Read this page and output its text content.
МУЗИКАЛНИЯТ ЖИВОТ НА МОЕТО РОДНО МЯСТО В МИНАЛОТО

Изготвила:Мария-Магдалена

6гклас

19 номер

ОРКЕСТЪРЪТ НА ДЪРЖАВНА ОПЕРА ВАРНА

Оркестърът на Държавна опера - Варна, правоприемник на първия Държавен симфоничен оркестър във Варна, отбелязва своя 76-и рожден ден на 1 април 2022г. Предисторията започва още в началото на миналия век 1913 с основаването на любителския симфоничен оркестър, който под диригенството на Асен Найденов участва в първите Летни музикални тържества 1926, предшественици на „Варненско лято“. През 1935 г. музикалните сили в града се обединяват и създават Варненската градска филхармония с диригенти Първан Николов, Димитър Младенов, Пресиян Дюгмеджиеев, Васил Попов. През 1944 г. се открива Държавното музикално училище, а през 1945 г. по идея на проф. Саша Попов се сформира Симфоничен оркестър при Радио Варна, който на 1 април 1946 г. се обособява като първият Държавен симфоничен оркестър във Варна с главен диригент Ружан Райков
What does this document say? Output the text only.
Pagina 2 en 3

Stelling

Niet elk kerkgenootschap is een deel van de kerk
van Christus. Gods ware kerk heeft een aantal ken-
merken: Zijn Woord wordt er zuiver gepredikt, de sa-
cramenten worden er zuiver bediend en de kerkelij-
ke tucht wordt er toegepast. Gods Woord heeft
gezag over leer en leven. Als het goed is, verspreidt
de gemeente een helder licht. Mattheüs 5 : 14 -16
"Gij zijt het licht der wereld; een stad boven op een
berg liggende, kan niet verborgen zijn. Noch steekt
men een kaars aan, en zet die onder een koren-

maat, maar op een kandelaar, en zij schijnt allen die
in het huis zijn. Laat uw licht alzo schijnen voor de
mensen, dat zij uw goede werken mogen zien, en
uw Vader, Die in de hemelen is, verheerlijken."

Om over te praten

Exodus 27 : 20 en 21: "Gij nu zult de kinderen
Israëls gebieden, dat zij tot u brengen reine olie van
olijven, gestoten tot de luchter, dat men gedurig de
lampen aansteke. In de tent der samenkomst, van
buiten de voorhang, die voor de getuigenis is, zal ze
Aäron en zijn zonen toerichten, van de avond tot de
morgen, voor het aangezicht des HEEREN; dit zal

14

···

## What you have to do
From the data above, work out how many lines hold "Gods". Answer with the number alone.

## Reply to the exercise
2